=== TEXTO DE LEITURA ===
Não me diga que é um Matisse
09/10/13 03:01O diretor Costa-Gavras está com 80 anos, e já passou para a história como autor de grandes filmes políticos. Recentemente assisti ao DVD de seu “A Confissão”, com Yves Montand.
Sem nenhuma crueza, aquele filme de 1970 tratava dos julgamentos espetaculares nas antigas ditaduras do Leste Europeu, em que altos dirigentes terminavam admitindo suas “traições” ao regime.
Confessavam tudo o que não tinham feito. Os métodos de tortura não seguiam o modelo brasileiro do pau de arara e do choque elétrico. Importava produzir, num tribunal farsesco, a impressão de que tudo era voluntário e verdadeiro.
Meses de privação de sono, além de outros métodos para produzir exaustão física e mental, levavam o preso a assinar declarações cada vez mais comprometedoras, graças a um estudado jogo de ambiguidades verbais.
Assim, o personagem de Yves Montand terminava admitindo ter feito seguidas reuniões com “trotskistas” e “agentes do imperialismo”. Eram apenas seus colegas de partido, entre os quais inúmeros heróis da resistência ao nazismo.
Ele podia dizer, e era verdade, que nunca soube que Fulano e Beltrano eram trotskistas. “Mas eram”, afirma o interrogador. “Você se reunia com Fulano e Beltrano?”
“Sim”, responde o preso. “Então, se você se reunia com Fulano e Beltrano, e se eles eram trotskistas, você se reunia com trotskistas.”
=== DADOS FORNECIDOS ===
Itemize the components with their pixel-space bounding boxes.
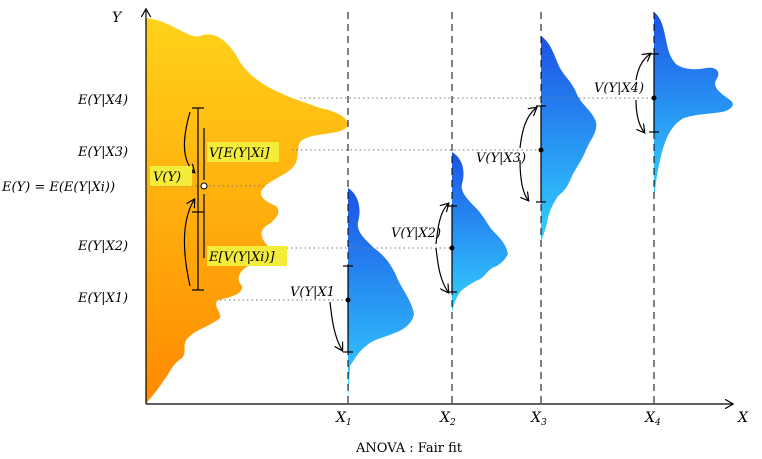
===
=== DADOS FORNECIDOS ===
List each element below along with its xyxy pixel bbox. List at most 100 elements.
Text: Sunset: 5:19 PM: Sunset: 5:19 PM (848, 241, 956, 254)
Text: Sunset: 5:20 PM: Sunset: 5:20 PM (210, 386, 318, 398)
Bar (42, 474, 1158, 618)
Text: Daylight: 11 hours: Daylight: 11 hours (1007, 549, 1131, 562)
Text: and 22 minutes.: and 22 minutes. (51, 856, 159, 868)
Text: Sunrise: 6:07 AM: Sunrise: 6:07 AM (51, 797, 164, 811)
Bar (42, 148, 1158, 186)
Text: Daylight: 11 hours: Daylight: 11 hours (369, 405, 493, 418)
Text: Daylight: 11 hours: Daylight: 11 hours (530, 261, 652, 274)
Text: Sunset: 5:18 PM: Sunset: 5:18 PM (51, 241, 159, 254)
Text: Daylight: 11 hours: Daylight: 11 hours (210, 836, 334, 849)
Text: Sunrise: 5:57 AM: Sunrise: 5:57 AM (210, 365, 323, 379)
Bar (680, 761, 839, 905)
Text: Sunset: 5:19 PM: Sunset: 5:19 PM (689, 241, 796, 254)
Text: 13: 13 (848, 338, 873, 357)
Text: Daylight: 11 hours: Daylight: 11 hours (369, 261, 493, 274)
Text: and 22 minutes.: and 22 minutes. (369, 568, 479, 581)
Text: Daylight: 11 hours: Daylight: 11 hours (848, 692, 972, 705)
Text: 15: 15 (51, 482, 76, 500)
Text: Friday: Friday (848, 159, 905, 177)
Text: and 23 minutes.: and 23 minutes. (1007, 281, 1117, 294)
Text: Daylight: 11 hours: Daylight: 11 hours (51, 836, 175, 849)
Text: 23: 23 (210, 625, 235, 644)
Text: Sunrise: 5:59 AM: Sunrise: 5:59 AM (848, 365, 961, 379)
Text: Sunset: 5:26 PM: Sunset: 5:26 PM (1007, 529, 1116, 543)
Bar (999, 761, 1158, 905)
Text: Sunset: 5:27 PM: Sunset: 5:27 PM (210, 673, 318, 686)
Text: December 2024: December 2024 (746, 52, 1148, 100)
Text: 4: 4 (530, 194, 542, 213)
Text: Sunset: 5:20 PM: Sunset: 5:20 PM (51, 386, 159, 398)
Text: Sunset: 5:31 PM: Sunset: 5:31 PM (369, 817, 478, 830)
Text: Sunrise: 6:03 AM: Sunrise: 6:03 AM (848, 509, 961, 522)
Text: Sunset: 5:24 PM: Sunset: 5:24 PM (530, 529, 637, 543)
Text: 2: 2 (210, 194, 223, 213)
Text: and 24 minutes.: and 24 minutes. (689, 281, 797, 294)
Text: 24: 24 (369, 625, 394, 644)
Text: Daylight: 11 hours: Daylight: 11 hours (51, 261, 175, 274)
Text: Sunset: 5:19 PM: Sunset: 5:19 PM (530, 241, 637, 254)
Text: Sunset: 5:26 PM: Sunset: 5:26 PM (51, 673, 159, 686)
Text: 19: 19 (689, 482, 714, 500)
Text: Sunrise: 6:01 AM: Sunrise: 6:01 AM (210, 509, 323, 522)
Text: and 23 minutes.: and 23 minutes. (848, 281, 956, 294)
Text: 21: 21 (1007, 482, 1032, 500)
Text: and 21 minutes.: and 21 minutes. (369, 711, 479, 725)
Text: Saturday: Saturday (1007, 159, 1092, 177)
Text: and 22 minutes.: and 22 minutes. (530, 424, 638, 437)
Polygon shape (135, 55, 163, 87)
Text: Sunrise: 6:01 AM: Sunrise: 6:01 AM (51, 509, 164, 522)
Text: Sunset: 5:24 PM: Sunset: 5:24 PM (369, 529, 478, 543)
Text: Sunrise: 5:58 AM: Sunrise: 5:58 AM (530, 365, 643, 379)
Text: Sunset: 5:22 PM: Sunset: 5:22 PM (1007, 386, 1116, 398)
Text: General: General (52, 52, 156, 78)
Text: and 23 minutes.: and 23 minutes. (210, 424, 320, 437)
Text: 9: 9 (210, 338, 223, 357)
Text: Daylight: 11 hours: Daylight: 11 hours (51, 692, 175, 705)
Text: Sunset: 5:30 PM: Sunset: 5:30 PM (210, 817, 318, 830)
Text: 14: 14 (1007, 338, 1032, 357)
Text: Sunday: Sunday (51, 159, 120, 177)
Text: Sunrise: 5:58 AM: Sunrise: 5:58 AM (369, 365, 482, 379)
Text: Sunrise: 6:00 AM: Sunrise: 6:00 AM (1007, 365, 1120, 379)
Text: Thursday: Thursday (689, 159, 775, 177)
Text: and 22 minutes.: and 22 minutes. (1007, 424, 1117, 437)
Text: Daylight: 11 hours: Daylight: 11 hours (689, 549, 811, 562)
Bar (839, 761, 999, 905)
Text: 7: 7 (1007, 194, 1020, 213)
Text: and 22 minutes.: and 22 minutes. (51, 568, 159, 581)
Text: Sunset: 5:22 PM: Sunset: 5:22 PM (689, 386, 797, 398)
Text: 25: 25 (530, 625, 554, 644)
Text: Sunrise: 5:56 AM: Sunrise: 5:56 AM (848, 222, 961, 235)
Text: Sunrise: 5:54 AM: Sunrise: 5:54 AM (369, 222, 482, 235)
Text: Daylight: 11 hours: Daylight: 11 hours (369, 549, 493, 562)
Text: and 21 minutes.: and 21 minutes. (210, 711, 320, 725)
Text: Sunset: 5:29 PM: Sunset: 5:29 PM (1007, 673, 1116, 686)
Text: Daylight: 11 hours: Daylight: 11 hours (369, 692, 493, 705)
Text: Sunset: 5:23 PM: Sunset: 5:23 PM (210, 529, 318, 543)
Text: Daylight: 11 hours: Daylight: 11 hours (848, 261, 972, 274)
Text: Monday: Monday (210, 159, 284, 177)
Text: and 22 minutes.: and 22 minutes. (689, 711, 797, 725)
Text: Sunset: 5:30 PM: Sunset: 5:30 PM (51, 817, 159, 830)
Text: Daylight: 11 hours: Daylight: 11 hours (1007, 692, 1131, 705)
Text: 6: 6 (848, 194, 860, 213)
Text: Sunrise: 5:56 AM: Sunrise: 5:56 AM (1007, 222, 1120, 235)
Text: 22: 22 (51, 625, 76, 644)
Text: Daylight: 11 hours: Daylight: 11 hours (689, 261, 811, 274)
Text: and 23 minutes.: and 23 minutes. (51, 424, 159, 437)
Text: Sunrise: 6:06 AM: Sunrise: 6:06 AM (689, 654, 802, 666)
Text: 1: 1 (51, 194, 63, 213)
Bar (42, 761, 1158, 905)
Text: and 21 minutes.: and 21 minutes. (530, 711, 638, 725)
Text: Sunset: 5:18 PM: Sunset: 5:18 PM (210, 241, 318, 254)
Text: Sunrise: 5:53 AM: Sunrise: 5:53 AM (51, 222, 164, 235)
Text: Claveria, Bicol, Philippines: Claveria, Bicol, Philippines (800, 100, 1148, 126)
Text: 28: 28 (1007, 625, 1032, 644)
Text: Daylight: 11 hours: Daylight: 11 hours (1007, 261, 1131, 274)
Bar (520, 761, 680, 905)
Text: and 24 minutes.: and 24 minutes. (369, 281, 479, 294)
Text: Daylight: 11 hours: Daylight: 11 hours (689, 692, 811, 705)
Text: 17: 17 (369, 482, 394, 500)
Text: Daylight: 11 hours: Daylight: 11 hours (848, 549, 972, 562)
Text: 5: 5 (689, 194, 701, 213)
===
→ **LISTA DE TAREFAS**:
1. Responda com base no texto sobre o filme "A Confissão":
(a) Quantos anos tem o diretor Costa-Gavras?
(b) De que ano é o filme "A Confissão"?
(c) Com quem o personagem de Yves Montand termina admitindo ter feito seguidas reuniões?
2. Prossiga o texto sobre o filme "A Confissão" a partir da última frase apresentada.

→ **RESPOSTAS DOS EXERCÍCIOS**:
1.
(a) 80 anos.
(b) 1970.
(c) Com "trotskistas" e "agentes do imperialismo".

2.
Estava feita a confissão; o crime era admitido pelo réu, “objetivamente”. Mesmo se, na época das reuniões, todos os participantes, americanófilos, trotskistas ou comunistas, estivessem unidos na resistência ao nazismo.
“A Confissão” é um filme que continua importante, ainda mais quando se sabe que o sistema de interrogatório preferido pelo governo Bush no combate ao terrorismo inspirou-se nas técnicas soviéticas.
Com a burrice suplementar, observe-se, que no Leste Europeu o objetivo da tortura era conseguir confissões falsas, e não informações de fato úteis sobre atentados em curso.
Aprendia-se algo com os filmes de Costa-Gavras de 40 anos atrás. Não é o caso de sua obra mais recente, “O Capital”, atualmente em cartaz em São Paulo.
Aqui, a ideia é mostrar a dureza e a ganância dos banqueiros. Recém-nomeado presidente de um conglomerado financeiro, Marc Tourneuil (Gad Elmaleh) terá de demitir milhares de funcionários para garantir o lucro dos acionistas.
Seu antigo chefe, afastado do banco por razões de saúde, fica chocado. Não é esta a tradição francesa de tratar com o problema social, argumenta. Nessa hora, o espectador deve tirar do bolsinho superior do paletó seu lenço de seda Hermès e enxugar uma lágrima comedida em homenagem ao tradicional sistema bancário europeu.
Quanta saudade. Hoje, os americanos estão por trás de tudo. Os controladores de um fundo de investimento com base na Flórida (?) querem dinheiro fácil.
Iates, supermodelos e ameaças irão cercar o cotidiano do novo executivo, sempre nervosinho e sensível a um rabo de saia. Clichês se sucedem. Tourneuil tem pouco tempo para a família. O filho adolescente nem tira os olhos do videogame quanto ele chega de suas aventuras.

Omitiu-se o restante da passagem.